Saved entries
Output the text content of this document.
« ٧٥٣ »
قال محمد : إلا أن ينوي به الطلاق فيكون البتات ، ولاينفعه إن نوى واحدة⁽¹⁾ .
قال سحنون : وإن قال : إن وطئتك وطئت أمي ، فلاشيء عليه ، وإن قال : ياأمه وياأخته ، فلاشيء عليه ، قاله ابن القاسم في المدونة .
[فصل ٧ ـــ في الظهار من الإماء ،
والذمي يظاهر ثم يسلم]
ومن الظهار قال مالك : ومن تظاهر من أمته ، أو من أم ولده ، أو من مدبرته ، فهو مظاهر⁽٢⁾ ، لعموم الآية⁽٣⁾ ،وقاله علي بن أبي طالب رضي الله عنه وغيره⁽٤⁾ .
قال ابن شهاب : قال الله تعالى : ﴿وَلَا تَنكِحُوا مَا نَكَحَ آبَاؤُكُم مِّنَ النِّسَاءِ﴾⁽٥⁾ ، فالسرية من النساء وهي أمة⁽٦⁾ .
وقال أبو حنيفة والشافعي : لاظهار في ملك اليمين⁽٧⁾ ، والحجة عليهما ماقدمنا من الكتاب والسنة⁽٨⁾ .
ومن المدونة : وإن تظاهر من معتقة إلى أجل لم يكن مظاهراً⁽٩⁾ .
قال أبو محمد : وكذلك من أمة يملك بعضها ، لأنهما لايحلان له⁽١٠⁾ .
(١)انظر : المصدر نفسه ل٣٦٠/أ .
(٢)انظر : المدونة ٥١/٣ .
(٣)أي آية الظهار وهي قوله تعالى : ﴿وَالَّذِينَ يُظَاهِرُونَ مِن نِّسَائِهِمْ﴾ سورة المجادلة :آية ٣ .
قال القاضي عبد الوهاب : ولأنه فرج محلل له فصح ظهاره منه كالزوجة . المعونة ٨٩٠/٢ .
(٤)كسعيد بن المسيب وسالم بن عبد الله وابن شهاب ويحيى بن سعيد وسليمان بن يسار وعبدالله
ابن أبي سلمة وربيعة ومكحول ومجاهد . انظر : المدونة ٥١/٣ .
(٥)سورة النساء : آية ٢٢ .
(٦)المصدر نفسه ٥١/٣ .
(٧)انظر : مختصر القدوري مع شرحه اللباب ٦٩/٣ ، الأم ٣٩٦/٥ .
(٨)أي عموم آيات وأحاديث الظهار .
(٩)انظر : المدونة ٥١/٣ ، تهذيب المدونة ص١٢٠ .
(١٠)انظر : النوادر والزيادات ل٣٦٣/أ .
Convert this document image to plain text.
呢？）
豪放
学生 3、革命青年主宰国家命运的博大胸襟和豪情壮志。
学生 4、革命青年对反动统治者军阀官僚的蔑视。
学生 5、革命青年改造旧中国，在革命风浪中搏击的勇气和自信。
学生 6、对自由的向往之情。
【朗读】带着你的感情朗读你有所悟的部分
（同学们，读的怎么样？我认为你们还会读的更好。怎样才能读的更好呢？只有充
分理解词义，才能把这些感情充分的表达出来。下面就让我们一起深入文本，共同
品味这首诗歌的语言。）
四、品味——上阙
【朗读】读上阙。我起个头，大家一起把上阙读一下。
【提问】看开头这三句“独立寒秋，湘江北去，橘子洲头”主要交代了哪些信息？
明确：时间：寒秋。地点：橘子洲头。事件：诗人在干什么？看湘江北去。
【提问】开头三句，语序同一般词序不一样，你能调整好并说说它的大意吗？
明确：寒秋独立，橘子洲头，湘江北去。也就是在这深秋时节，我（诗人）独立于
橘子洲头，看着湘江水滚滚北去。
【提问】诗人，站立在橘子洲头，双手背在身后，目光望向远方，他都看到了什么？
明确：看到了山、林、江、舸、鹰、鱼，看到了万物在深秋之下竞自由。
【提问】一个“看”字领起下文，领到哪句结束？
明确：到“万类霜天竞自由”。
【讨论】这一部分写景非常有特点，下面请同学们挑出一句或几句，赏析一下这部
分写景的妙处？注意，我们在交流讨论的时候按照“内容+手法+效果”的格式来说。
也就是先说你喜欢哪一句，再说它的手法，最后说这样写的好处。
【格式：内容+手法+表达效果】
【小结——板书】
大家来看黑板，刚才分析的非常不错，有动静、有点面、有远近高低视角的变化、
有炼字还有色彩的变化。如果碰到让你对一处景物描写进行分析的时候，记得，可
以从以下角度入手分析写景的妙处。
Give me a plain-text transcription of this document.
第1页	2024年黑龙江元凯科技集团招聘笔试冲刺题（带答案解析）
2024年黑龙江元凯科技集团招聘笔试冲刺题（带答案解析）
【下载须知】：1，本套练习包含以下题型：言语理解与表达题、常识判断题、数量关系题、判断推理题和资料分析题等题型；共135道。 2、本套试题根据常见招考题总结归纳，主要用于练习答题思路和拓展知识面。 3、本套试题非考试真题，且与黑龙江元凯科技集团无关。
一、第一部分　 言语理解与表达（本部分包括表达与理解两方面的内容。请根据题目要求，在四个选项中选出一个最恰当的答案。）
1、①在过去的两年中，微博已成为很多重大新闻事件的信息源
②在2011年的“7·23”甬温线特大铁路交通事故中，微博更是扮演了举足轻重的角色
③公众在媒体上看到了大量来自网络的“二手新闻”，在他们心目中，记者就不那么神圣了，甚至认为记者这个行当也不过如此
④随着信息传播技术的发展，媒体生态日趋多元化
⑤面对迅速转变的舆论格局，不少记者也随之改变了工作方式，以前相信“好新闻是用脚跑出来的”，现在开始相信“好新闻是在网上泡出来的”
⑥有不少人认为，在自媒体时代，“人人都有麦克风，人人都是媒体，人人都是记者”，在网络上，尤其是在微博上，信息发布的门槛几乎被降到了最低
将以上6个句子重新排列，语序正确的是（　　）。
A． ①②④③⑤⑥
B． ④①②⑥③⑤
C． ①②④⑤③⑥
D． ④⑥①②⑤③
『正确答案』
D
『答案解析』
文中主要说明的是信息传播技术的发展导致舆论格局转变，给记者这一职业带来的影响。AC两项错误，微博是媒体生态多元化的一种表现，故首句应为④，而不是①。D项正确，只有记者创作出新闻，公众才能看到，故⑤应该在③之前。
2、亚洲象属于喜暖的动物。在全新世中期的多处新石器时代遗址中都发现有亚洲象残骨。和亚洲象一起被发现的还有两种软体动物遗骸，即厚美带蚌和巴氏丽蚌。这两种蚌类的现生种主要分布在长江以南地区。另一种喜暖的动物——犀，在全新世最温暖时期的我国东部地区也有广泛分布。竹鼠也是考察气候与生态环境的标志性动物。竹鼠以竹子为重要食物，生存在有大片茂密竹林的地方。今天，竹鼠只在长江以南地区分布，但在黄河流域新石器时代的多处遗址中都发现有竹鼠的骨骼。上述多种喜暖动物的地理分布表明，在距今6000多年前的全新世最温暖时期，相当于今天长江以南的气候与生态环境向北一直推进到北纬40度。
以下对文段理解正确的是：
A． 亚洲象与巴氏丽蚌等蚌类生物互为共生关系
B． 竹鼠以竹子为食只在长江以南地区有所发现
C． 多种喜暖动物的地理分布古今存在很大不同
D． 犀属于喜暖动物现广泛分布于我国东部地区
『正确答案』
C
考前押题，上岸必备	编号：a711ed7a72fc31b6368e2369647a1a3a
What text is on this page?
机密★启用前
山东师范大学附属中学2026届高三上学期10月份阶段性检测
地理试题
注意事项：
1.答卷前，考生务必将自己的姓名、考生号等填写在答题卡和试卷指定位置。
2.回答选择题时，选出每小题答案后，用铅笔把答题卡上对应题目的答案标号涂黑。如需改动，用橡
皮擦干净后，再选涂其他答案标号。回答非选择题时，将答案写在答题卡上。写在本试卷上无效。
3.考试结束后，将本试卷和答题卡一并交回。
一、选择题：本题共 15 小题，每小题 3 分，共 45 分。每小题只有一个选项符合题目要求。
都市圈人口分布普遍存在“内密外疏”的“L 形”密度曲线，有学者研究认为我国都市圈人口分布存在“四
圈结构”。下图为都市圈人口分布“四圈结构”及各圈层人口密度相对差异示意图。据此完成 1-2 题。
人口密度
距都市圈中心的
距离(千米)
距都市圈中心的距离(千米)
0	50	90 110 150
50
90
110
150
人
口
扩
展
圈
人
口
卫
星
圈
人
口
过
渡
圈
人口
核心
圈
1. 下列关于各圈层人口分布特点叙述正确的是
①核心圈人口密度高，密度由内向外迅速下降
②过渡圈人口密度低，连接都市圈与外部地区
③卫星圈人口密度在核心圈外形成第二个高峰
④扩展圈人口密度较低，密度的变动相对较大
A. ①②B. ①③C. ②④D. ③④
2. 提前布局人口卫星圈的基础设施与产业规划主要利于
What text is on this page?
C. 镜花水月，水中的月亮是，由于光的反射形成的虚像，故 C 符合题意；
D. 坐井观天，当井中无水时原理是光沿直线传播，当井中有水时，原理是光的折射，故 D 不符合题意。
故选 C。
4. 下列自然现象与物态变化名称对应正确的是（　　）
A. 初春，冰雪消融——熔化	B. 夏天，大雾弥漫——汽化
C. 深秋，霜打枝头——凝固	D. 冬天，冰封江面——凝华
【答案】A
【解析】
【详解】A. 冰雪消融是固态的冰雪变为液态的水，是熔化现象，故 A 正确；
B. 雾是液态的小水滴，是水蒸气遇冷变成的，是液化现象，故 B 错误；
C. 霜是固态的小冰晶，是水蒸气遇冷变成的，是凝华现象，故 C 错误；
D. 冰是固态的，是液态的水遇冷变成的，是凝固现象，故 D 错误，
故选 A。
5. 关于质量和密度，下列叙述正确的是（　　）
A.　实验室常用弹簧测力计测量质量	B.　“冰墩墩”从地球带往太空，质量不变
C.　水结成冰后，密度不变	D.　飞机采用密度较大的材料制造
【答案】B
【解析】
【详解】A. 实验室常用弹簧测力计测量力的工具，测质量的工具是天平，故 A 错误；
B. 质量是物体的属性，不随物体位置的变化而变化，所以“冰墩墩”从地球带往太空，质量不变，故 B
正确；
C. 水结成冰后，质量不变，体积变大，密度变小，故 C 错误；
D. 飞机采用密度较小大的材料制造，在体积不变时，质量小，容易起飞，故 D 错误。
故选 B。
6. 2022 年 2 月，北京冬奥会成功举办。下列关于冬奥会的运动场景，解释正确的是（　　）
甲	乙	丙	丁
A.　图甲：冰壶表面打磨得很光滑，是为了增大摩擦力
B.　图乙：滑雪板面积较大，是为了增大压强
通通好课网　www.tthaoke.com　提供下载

§ YOUR TASK
Write down every line of the data above that includes the string "النساء".

§ RIGHT ANSWER
قال ابن شهاب : قال الله تعالى : ﴿وَلَا تَنكِحُوا مَا نَكَحَ آبَاؤُكُم مِّنَ النِّسَاءِ﴾⁽٥⁾ ، فالسرية من النساء وهي أمة⁽٦⁾ .
(٥)سورة النساء : آية ٢٢ .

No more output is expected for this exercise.